» **DIRECTION**
Gather each line containing the string "JSON" from these entries.

****************

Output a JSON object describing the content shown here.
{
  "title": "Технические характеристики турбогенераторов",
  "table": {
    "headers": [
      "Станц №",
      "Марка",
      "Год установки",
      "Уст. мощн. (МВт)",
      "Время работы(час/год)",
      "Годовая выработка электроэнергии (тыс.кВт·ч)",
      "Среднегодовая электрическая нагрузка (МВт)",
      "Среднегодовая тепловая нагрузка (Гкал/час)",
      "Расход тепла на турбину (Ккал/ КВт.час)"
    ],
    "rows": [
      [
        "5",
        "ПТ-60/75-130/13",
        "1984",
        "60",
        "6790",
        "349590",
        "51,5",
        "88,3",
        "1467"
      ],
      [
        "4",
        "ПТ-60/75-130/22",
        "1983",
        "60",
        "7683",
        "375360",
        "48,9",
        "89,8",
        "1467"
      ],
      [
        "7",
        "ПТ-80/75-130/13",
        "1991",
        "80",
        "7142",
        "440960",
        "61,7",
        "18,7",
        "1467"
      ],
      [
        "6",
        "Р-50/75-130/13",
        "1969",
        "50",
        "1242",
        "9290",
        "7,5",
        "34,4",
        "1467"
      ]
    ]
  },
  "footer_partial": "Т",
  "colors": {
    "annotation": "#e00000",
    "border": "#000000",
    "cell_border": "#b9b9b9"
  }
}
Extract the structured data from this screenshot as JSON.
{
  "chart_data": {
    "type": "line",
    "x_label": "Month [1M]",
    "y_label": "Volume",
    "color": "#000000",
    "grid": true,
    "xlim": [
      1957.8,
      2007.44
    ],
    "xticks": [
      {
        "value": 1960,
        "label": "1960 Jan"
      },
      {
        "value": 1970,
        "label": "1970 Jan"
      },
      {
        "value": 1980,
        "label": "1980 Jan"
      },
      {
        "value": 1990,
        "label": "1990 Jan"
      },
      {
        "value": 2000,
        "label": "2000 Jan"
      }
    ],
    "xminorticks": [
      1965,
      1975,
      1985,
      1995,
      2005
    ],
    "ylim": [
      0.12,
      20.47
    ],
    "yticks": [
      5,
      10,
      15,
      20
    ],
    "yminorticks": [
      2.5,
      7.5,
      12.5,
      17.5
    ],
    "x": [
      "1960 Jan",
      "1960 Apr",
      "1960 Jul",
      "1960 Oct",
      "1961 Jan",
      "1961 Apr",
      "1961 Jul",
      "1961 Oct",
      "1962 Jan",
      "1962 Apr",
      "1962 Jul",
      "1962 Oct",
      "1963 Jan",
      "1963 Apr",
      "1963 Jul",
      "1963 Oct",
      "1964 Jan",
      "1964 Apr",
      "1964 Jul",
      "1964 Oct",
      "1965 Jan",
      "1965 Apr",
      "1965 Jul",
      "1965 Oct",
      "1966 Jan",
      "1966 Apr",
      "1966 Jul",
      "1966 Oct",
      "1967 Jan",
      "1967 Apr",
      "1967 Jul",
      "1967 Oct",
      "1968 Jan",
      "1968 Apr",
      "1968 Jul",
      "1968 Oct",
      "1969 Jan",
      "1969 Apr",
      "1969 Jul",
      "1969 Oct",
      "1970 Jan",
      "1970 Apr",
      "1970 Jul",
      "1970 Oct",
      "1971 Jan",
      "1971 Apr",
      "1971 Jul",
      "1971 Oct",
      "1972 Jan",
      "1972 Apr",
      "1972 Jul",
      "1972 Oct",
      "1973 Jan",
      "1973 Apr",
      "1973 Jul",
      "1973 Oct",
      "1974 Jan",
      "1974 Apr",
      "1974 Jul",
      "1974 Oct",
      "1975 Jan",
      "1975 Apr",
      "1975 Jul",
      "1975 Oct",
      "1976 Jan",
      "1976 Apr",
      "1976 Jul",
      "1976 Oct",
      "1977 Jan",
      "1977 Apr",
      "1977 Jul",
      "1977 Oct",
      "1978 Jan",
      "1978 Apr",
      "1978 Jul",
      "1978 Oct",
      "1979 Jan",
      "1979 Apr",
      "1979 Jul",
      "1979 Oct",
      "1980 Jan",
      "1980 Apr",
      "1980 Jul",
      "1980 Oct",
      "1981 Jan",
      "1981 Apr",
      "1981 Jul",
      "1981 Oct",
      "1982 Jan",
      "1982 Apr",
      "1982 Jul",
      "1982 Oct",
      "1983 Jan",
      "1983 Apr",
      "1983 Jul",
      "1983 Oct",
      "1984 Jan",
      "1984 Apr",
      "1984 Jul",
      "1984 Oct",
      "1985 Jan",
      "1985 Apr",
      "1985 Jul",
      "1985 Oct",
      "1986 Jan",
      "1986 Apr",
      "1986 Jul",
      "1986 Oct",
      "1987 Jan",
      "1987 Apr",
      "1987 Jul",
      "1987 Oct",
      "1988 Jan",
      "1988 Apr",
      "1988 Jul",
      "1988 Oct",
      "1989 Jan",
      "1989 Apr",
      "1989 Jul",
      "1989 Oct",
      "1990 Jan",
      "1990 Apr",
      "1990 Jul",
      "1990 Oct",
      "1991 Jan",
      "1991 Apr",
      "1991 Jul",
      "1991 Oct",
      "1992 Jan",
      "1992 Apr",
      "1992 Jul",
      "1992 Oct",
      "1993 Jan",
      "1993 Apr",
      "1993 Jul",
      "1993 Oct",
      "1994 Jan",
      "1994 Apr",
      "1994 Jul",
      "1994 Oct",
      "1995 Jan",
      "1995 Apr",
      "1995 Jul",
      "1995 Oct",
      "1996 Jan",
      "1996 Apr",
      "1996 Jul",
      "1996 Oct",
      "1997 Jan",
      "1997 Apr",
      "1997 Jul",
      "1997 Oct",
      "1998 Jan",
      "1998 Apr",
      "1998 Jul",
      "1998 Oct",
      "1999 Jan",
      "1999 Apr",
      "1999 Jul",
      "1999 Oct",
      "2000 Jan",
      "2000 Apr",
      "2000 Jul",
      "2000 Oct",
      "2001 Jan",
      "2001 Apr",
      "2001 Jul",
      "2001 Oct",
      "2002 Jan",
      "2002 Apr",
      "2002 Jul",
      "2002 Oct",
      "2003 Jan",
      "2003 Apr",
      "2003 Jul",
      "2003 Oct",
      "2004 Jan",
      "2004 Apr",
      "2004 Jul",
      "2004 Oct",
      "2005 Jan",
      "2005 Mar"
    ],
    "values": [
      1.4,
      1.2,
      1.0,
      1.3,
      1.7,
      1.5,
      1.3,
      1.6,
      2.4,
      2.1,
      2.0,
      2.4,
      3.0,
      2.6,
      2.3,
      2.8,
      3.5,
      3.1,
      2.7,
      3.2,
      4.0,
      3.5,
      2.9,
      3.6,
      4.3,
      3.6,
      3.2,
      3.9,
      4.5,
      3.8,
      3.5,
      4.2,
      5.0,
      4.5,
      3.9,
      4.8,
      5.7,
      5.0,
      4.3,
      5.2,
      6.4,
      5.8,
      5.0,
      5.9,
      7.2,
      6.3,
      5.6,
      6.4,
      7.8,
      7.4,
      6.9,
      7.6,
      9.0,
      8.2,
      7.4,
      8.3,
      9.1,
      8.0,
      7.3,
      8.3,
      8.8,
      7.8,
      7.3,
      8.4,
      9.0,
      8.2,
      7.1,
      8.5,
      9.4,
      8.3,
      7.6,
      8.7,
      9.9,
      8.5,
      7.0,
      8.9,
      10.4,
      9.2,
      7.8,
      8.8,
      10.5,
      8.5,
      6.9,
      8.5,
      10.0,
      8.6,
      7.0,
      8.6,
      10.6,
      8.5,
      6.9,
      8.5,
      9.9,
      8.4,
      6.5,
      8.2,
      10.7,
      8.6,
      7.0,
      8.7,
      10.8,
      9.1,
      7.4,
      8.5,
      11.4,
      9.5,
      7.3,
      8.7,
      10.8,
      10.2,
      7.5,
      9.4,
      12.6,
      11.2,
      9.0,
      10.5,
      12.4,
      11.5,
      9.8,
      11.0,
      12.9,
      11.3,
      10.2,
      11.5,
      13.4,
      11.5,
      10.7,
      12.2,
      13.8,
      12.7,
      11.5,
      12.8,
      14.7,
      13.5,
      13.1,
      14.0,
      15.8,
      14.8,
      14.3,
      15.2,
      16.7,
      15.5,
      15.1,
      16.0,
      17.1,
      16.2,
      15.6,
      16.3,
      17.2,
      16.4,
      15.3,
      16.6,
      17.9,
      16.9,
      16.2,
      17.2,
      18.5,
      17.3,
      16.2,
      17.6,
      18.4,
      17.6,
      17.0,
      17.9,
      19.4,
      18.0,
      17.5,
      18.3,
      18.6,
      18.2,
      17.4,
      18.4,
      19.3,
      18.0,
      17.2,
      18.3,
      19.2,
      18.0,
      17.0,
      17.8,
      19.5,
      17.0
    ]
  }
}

****************

» **RIGHT ANSWER**
Output a JSON object describing the content shown here.
Extract the structured data from this screenshot as JSON.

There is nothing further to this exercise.